* [WHAT IS ASKED]:
Your task is to copy each line that has the word "Wishlist".

* [ENTRIES]:
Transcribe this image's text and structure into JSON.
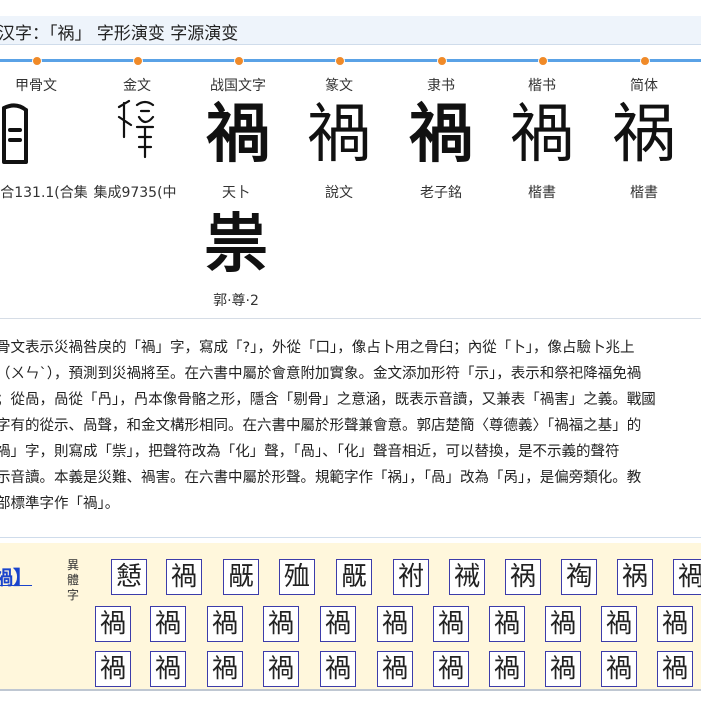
{
  "title": "汉字：「祸」 字形演变 字源演变",
  "eras": [
    "甲骨文",
    "金文",
    "战国文字",
    "篆文",
    "隶书",
    "楷书",
    "简体"
  ],
  "glyphs": [
    "𠮷",
    "禍",
    "禍",
    "禍",
    "禍",
    "禍",
    "祸",
    "祟"
  ],
  "sources": [
    "合131.1(合集",
    "集成9735(中",
    "天卜",
    "說文",
    "老子銘",
    "楷書",
    "楷書",
    "郭·尊·2"
  ],
  "description": [
    "骨文表示災禍咎戾的「禍」字，寫成「?」，外從「口」，像占卜用之骨臼；內從「卜」，像占驗卜兆上",
    "（ㄨㄣˋ），預測到災禍將至。在六書中屬於會意附加實象。金文添加形符「示」，表示和祭祀降福免禍",
    "；從咼，咼從「冎」，冎本像骨骼之形，隱含「剔骨」之意涵，既表示音讀，又兼表「禍害」之義。戰國",
    "字有的從示、咼聲，和金文構形相同。在六書中屬於形聲兼會意。郭店楚簡〈尊德義〉「禍福之基」的",
    "禍」字，則寫成「祡」，把聲符改為「化」聲，「咼」、「化」聲音相近，可以替換，是不示義的聲符",
    "示音讀。本義是災難、禍害。在六書中屬於形聲。規範字作「祸」，「咼」改為「呙」，是偏旁類化。教",
    "部標準字作「禍」。"
  ],
  "variants": {
    "link_label": "禍】",
    "side_label": [
      "異",
      "體",
      "字"
    ],
    "rows": [
      [
        "懖",
        "禍",
        "旤",
        "殈",
        "旤",
        "祔",
        "祴",
        "祸",
        "祹",
        "祸",
        "禍"
      ],
      [
        "禍",
        "禍",
        "禍",
        "禍",
        "禍",
        "禍",
        "禍",
        "禍",
        "禍",
        "禍",
        "禍"
      ],
      [
        "禍",
        "禍",
        "禍",
        "禍",
        "禍",
        "禍",
        "禍",
        "禍",
        "禍",
        "禍",
        "禍"
      ]
    ]
  },
  "colors": {
    "accent": "#5aa2e6",
    "timeline_dot": "#f08a28",
    "link": "#1a44cc",
    "variants_bg": "#fff7dc",
    "cell_border": "#3c3caa"
  }
}
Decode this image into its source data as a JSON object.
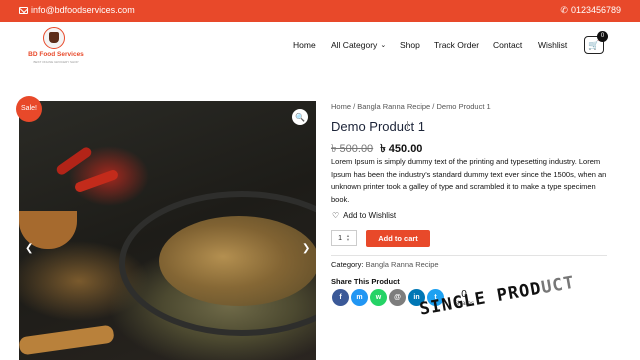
{
  "topbar": {
    "email": "info@bdfoodservices.com",
    "phone": "0123456789",
    "email_icon": "envelope-icon",
    "phone_icon": "phone-icon"
  },
  "header": {
    "logo_name": "BD Food Services",
    "logo_tagline": "BEST ONLINE GROCERY SHOP",
    "nav": {
      "home": "Home",
      "category": "All Category",
      "shop": "Shop",
      "track": "Track Order",
      "contact": "Contact",
      "wishlist": "Wishlist"
    },
    "cart_count": "0"
  },
  "gallery": {
    "sale_badge": "Sale!",
    "zoom_icon": "magnifier-icon"
  },
  "product": {
    "breadcrumb": "Home / Bangla Ranna Recipe / Demo Product 1",
    "title": "Demo Product 1",
    "old_price": "৳ 500.00",
    "new_price": "৳ 450.00",
    "description": "Lorem Ipsum is simply dummy text of the printing and typesetting industry. Lorem Ipsum has been the industry's standard dummy text ever since the 1500s, when an unknown printer took a galley of type and scrambled it to make a type specimen book.",
    "wishlist_label": "Add to Wishlist",
    "quantity": "1",
    "add_to_cart": "Add to cart",
    "category_label": "Category:",
    "category_value": "Bangla Ranna Recipe",
    "share_title": "Share This Product",
    "shares_count": "0",
    "shares_label": "Shares"
  },
  "socials": [
    {
      "name": "facebook",
      "glyph": "f",
      "color": "#3b5998"
    },
    {
      "name": "messenger",
      "glyph": "m",
      "color": "#2196f3"
    },
    {
      "name": "whatsapp",
      "glyph": "w",
      "color": "#25d366"
    },
    {
      "name": "email",
      "glyph": "@",
      "color": "#7d7d7d"
    },
    {
      "name": "linkedin",
      "glyph": "in",
      "color": "#0077b5"
    },
    {
      "name": "twitter",
      "glyph": "t",
      "color": "#1da1f2"
    }
  ],
  "overlay": {
    "text_main": "SINGLE PROD",
    "text_faint": "UCT"
  }
}
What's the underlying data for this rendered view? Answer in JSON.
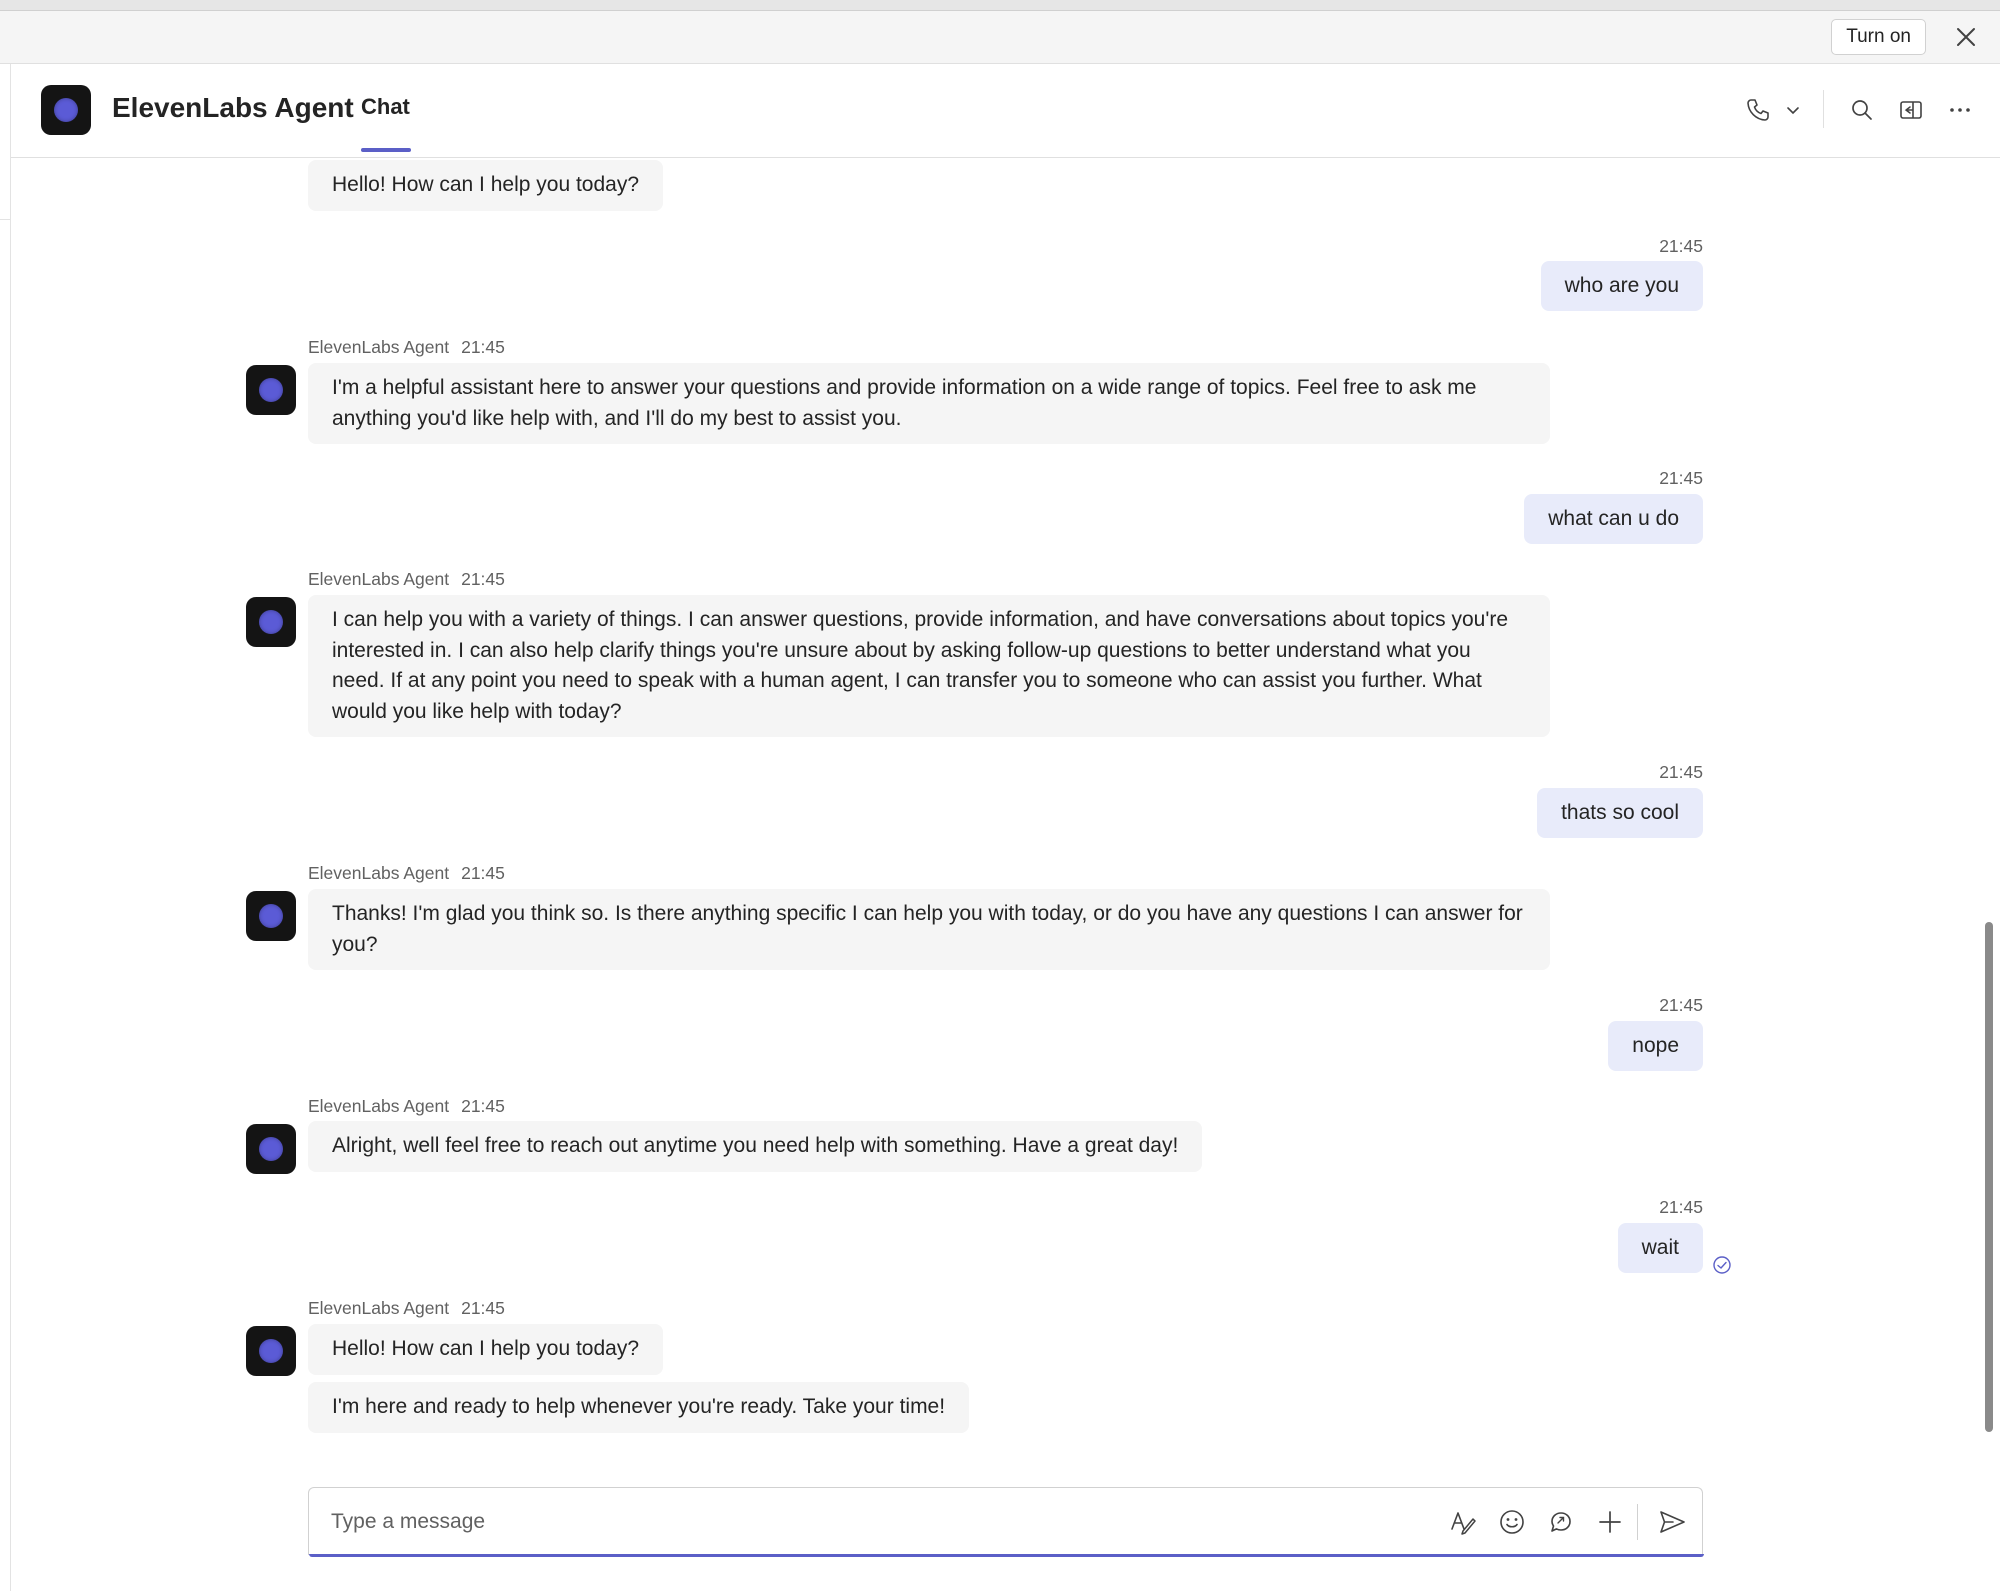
{
  "banner": {
    "button_label": "Turn on"
  },
  "header": {
    "title": "ElevenLabs Agent",
    "tab_label": "Chat"
  },
  "messages": [
    {
      "from": "agent",
      "sender": "",
      "time": "",
      "texts": [
        "Hello! How can I help you today?"
      ]
    },
    {
      "from": "user",
      "time": "21:45",
      "text": "who are you"
    },
    {
      "from": "agent",
      "sender": "ElevenLabs Agent",
      "time": "21:45",
      "texts": [
        "I'm a helpful assistant here to answer your questions and provide information on a wide range of topics. Feel free to ask me anything you'd like help with, and I'll do my best to assist you."
      ]
    },
    {
      "from": "user",
      "time": "21:45",
      "text": "what can u do"
    },
    {
      "from": "agent",
      "sender": "ElevenLabs Agent",
      "time": "21:45",
      "texts": [
        "I can help you with a variety of things. I can answer questions, provide information, and have conversations about topics you're interested in. I can also help clarify things you're unsure about by asking follow-up questions to better understand what you need. If at any point you need to speak with a human agent, I can transfer you to someone who can assist you further. What would you like help with today?"
      ]
    },
    {
      "from": "user",
      "time": "21:45",
      "text": "thats so cool"
    },
    {
      "from": "agent",
      "sender": "ElevenLabs Agent",
      "time": "21:45",
      "texts": [
        "Thanks! I'm glad you think so. Is there anything specific I can help you with today, or do you have any questions I can answer for you?"
      ]
    },
    {
      "from": "user",
      "time": "21:45",
      "text": "nope"
    },
    {
      "from": "agent",
      "sender": "ElevenLabs Agent",
      "time": "21:45",
      "texts": [
        "Alright, well feel free to reach out anytime you need help with something. Have a great day!"
      ]
    },
    {
      "from": "user",
      "time": "21:45",
      "text": "wait",
      "status_icon": "read-receipt-icon"
    },
    {
      "from": "agent",
      "sender": "ElevenLabs Agent",
      "time": "21:45",
      "texts": [
        "Hello! How can I help you today?",
        "I'm here and ready to help whenever you're ready. Take your time!"
      ]
    }
  ],
  "composer": {
    "placeholder": "Type a message"
  },
  "icons": {
    "header": [
      "call-icon",
      "chevron-down-icon",
      "search-icon",
      "pop-out-icon",
      "more-options-icon"
    ],
    "composer": [
      "format-icon",
      "emoji-icon",
      "loop-icon",
      "attach-plus-icon",
      "send-icon"
    ],
    "banner": [
      "close-icon"
    ]
  },
  "colors": {
    "accent": "#5b5fc7",
    "avatar_dot": "#5b5bd6",
    "outgoing_bubble": "#e8ebfa",
    "incoming_bubble": "#f5f5f5"
  }
}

* [TASK RESPONSE]:
      "wishlist": "Wishlist"
    "wishlist_label": "Add to Wishlist",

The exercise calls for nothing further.